Justice Qazi Isa says there will be no compromise on judiciary’s independence: Laments social media propaganda: Hints at forming full court on the issue: AGP assures SC of govt’s complete support: Justice Mansoor Shah says SC must act now

By News Desk

April 3, 2024 09:15 AM


TV grab

 

The Supreme Court will not tolerate any kind of meddling in the judicial matters and there would also be no compromise on the independence of courts, declared Chief Justice of Pakistan Qazi Faez Isa as the Supreme Court took up a suo motu case on a letter penned by six Islamabad High Court (IHC) judges alleging inte­rference by intelligence agencies, reported 24NewsHD TV channel.

CJP Qazi made the remarks during proceedings on Wednesday at the head of the seven-judge larger bench. Other members were Justice Mansoor Ali Shah, Justice Yahya Afridi, Justice Jamal Khan Mandokhel, Justice Athar Minallah, Justice Musarrat Hilali, and Justice Naeem Akhtar Afghan.

Justice Qazi Isa made it crystal clear that “attack of any kind” on the judiciary’s independence would not be tolerated. He categorically said that there would be no compromise on the independence of judiciary and that he could not be pressurized.

= = = = = = =

# Direction 1
In the news report on the Supreme Court hearing, who wrote the letter that alleged interference by intelligence agencies?
# Direction 2
List every member of the seven-judge bench who is named in the news report on the Supreme Court hearing, apart from the Chief Justice.
# Direction 3
Continue the news report on the Supreme Court hearing from its last sentence.
The lines after this point have no connection to the news report.

# Excerpted records
= = = = = = =

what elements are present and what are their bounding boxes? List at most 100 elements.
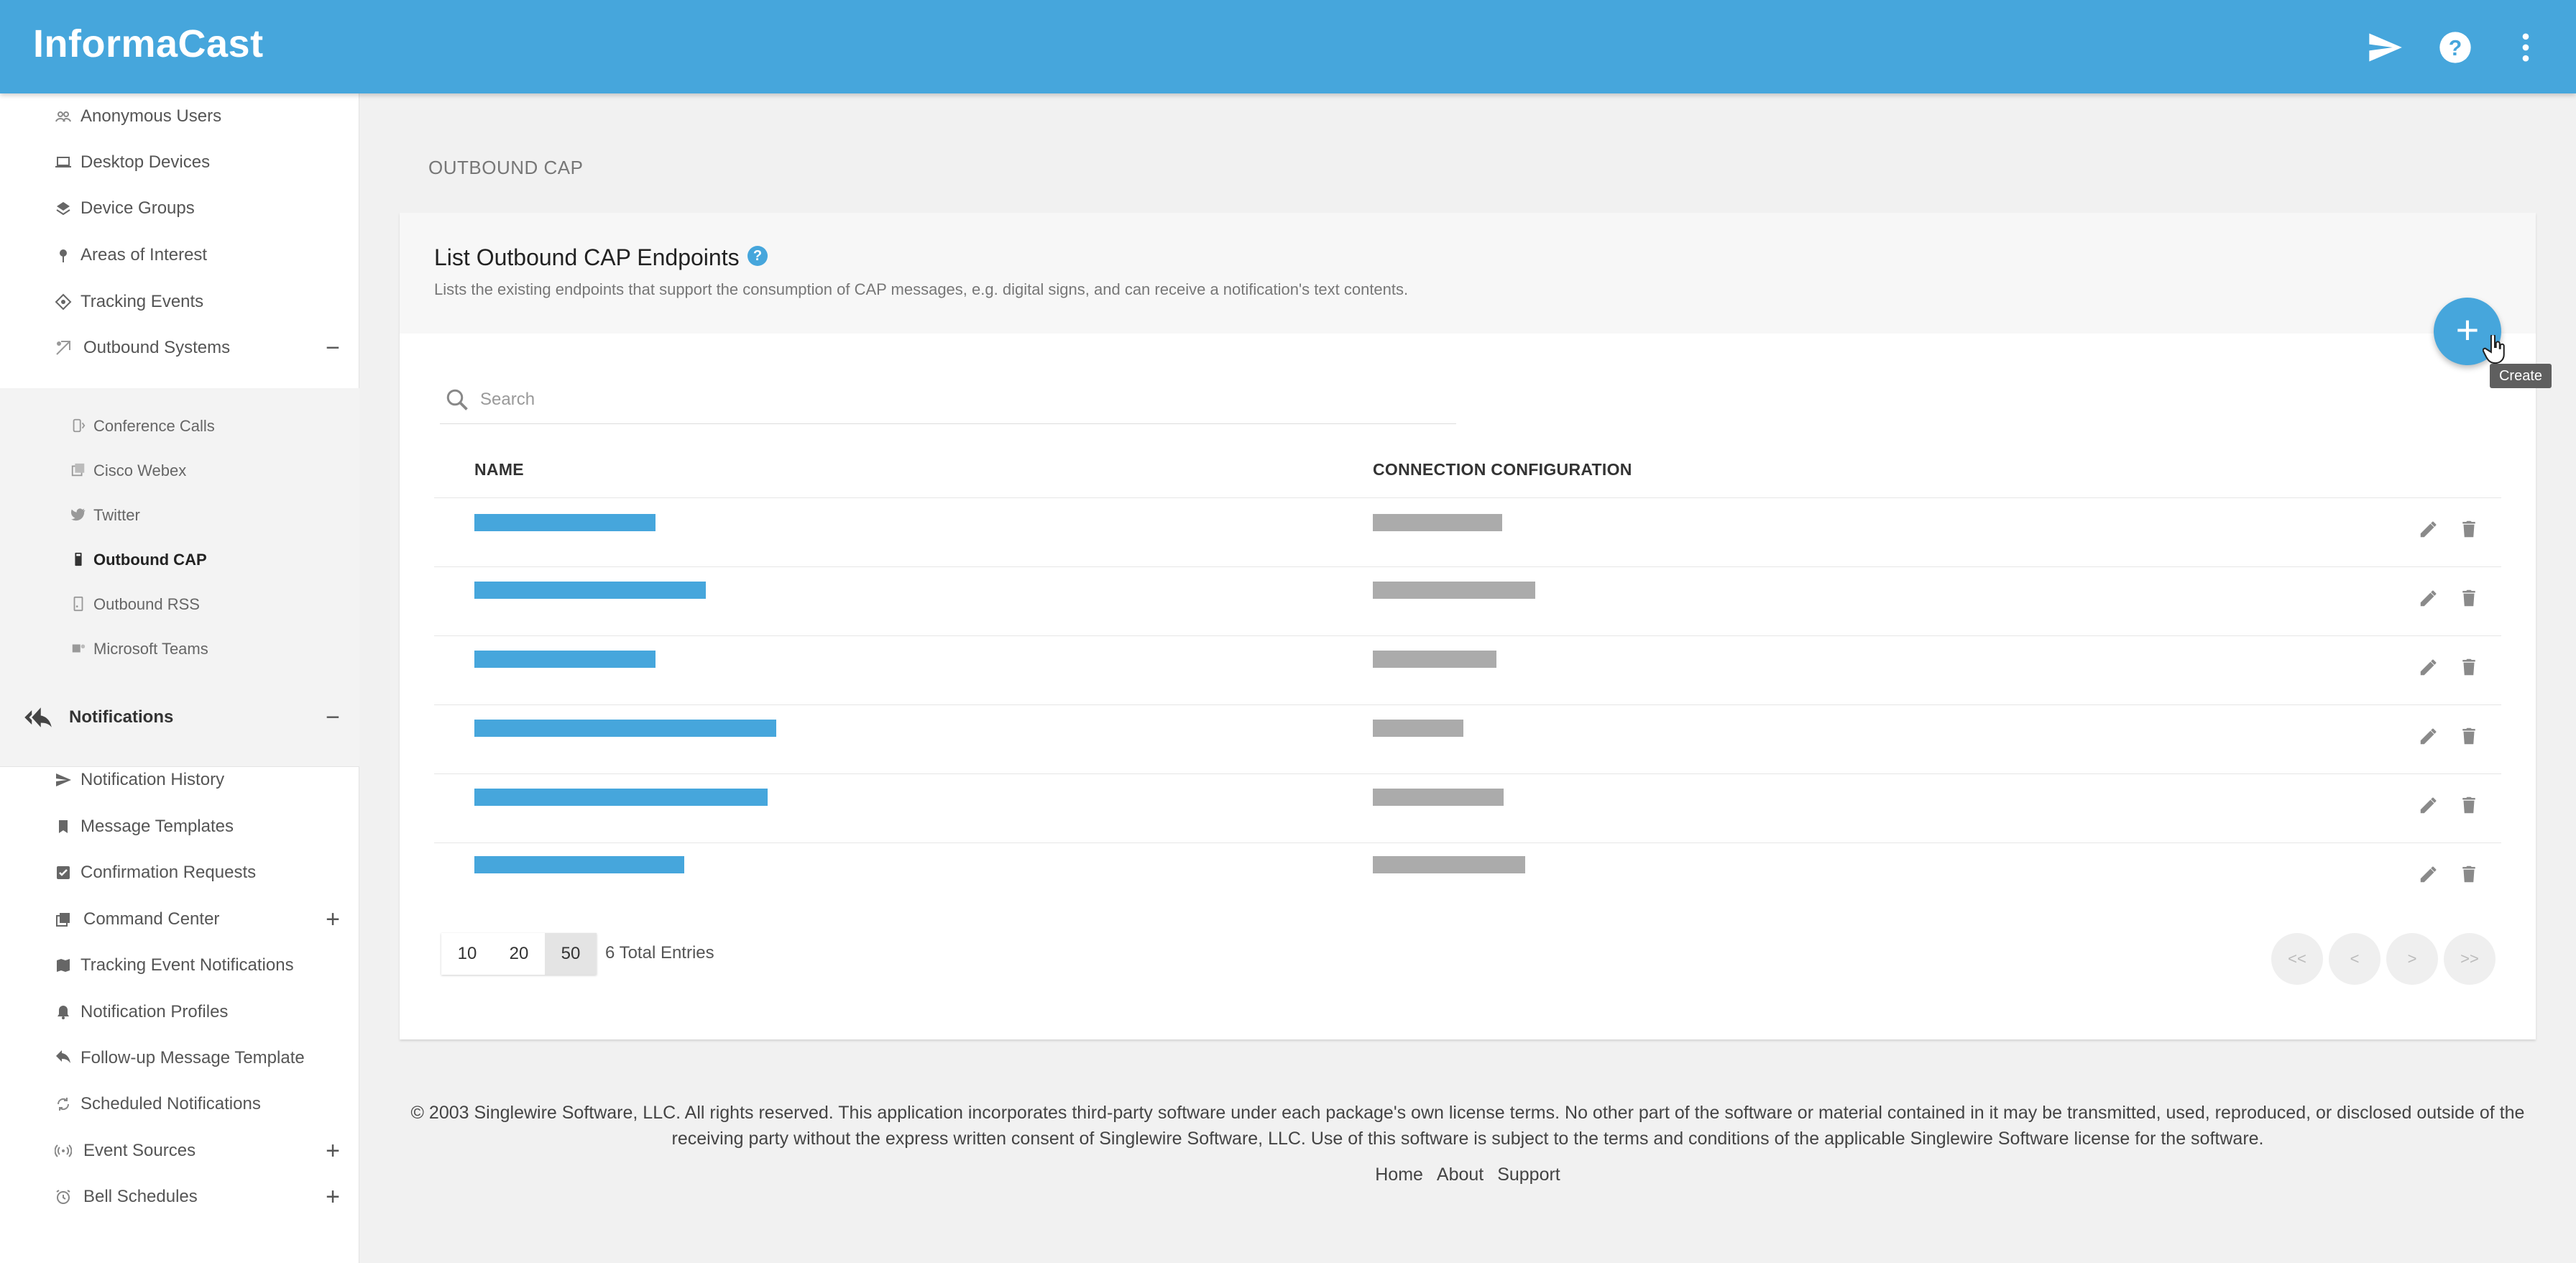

= = = = = = =

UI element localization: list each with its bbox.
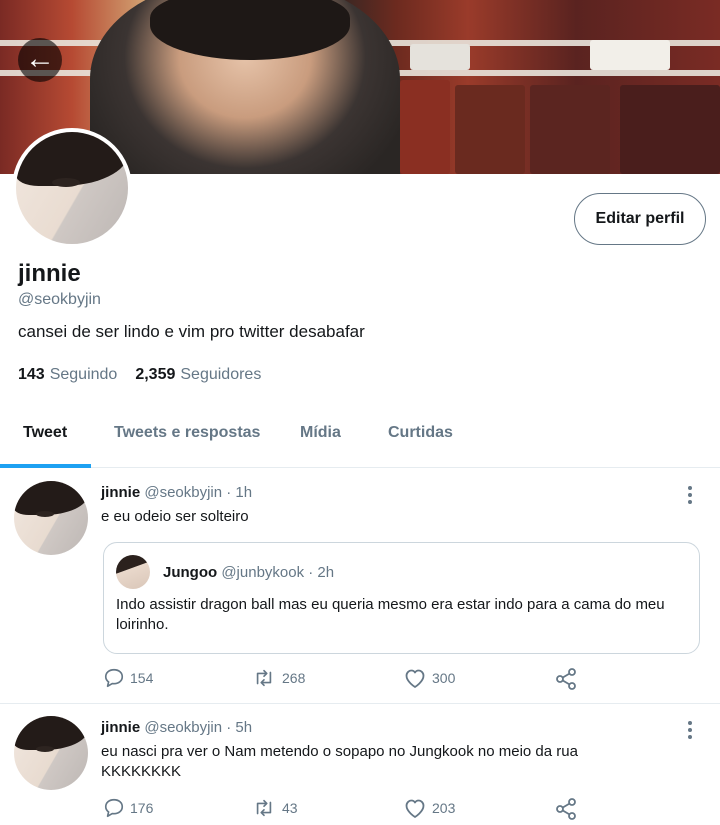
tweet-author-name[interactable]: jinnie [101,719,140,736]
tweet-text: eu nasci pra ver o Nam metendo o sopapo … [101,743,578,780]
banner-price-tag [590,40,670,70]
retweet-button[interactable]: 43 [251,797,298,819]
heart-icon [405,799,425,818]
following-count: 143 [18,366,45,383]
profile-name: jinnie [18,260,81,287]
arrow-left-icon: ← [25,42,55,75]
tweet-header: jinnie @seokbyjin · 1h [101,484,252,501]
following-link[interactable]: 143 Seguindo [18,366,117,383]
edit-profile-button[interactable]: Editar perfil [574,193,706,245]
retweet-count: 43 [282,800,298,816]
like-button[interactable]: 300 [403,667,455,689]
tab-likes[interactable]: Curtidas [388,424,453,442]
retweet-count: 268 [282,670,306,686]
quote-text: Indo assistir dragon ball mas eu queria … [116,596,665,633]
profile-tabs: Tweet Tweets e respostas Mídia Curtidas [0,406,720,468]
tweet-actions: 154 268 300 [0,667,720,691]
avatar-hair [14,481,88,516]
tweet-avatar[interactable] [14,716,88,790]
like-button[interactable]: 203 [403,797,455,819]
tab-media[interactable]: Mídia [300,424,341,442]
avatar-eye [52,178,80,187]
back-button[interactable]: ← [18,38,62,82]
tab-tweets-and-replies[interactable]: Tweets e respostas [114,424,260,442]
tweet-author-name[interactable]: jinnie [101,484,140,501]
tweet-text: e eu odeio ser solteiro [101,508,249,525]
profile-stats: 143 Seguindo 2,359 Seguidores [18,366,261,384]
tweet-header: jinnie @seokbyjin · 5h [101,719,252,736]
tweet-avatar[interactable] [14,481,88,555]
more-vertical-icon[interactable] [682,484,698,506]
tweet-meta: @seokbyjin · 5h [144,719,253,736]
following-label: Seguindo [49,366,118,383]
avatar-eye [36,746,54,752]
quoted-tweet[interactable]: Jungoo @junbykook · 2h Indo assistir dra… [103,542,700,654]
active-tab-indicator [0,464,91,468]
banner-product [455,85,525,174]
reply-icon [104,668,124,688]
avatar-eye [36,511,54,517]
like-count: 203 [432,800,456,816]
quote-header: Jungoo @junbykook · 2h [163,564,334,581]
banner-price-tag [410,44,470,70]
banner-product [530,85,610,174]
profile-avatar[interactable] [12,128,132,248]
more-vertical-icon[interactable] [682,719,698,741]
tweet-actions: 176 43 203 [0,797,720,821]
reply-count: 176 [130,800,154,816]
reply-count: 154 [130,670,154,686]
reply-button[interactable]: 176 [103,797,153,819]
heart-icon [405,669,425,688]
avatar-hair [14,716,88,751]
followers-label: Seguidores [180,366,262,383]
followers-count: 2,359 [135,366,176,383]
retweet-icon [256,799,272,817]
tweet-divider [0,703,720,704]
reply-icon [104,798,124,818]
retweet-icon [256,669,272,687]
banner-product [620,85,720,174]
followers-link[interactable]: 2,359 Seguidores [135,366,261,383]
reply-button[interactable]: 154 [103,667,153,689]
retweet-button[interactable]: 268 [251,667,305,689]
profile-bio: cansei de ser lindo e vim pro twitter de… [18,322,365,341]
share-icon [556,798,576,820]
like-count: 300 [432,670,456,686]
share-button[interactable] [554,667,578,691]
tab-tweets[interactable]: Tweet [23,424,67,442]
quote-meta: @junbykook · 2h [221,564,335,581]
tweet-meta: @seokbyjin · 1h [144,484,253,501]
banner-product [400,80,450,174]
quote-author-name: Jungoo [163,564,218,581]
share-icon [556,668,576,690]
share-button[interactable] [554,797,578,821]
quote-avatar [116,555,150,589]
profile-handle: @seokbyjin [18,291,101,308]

= = = = = = =

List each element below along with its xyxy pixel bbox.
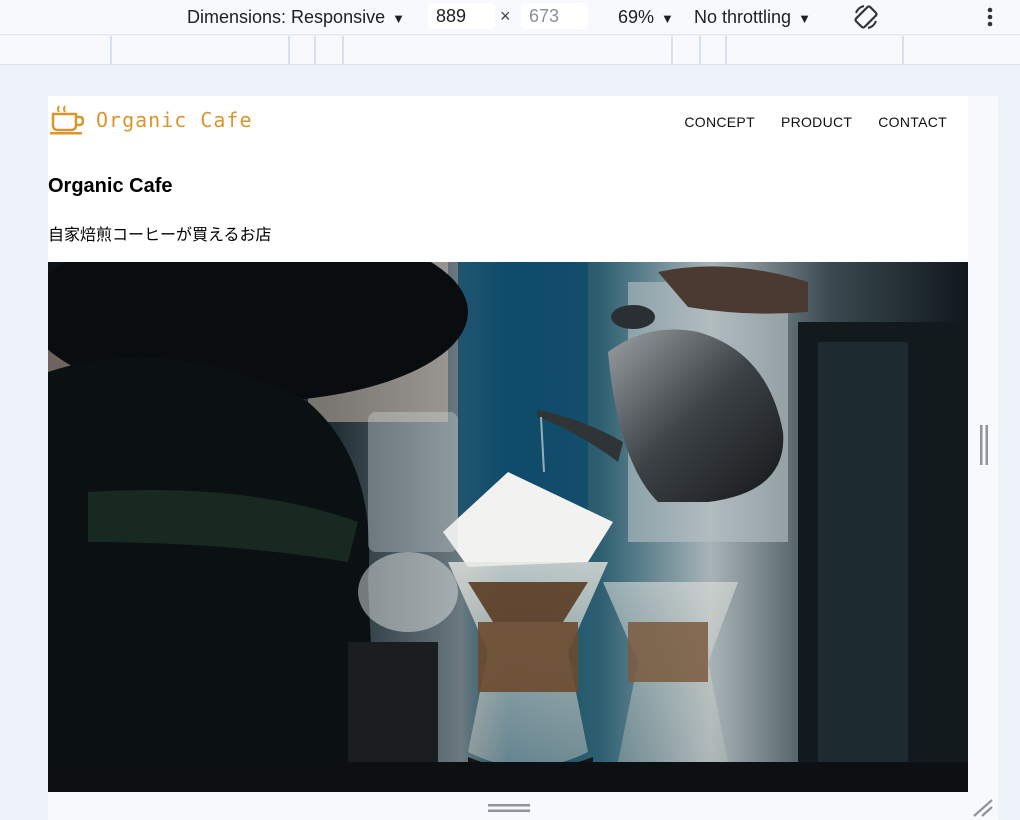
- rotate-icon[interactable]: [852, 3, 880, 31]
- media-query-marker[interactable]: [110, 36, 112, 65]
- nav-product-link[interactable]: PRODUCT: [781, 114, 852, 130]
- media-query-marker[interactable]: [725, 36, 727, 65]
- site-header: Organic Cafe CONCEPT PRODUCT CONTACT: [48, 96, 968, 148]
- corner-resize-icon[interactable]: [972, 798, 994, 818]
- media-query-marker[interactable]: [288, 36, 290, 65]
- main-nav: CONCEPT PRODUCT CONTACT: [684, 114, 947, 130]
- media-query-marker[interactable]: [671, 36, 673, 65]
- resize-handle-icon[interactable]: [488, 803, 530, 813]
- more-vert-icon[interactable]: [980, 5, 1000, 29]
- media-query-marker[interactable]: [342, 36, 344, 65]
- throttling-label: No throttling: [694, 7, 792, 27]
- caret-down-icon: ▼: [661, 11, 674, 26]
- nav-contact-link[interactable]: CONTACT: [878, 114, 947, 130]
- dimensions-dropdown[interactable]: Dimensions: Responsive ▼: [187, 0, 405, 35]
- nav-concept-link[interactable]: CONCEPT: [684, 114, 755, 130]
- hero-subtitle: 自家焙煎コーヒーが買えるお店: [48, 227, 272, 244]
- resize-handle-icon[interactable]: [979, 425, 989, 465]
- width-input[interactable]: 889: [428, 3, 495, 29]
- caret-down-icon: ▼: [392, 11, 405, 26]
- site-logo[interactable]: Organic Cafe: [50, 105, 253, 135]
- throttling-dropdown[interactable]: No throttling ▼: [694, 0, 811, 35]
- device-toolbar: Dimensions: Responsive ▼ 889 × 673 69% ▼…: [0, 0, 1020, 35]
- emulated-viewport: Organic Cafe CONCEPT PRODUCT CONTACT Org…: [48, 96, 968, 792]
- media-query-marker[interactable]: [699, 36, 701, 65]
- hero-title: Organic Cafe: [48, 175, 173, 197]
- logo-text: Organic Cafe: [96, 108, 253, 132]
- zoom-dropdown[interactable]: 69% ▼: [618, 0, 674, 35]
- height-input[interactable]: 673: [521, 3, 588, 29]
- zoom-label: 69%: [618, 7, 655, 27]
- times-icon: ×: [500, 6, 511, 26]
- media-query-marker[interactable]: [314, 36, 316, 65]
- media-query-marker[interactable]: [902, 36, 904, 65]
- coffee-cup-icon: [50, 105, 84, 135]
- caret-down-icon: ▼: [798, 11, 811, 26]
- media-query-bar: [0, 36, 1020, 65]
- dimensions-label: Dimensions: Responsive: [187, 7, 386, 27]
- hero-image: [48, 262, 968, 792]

= = = = = = =

# Task result 1
Six Islamabad High Court judges.

# Task result 2
Justice Mansoor Ali Shah, Justice Yahya Afridi, Justice Jamal Khan Mandokhel, Justice Athar Minallah, Justice Musarrat Hilali, Justice Naeem Akhtar Afghan

# Task result 3
The chief justice said had he not given importance to the letter, he would not have held a meeting with the IHC judges, and that too in the holy month of Ramadan. “My meeting with the judges lasted for two and a half hours,” he said, adding, “I also had meetings with the representatives of different bar councils of the country irrespective of their political affiliations.”

However, the CJP lamented, the propaganda that some people were indulging in on the social media was unprecedented. “Let me make it clear to you,” CJP Isa said, adding “When there would be an attack on the independence of judiciary, all judges would forget their differences and would stand together as firm as a rock.”

He, however, questioned why the lawyers did not speak when the SC’s full-court meeting was not held for four years.

https://www.youtube.com/watch?v=j0DLlKXi9H4

Attorney General for Pakistan Mansoor Usman Awan appeared before the SC along with Hamid Khan, who was present as ex-premier Imran Khan’s counsel. Ahmed Hussain appeared as Aitzaz Ahsan’s lawyer.

Hamid Khan informed the court that he had requested to be made a respondent in the case. CJP Isa then remarked, “Gone are the days when it was the chief justice’s will. We have constituted a committee to fix cases.”

The CJP noted that the court had not received Hamid’s plea, adding the committee would decide on the matter once the petition is received.

The chief justice said it was “inappropriate” that petitions were reported in the media before they were even filed. “When we talk about pressure being exerted, is this also exerting pressure on us in a way?” the CJP wondered, adding he never gave in to anyone’s pressure.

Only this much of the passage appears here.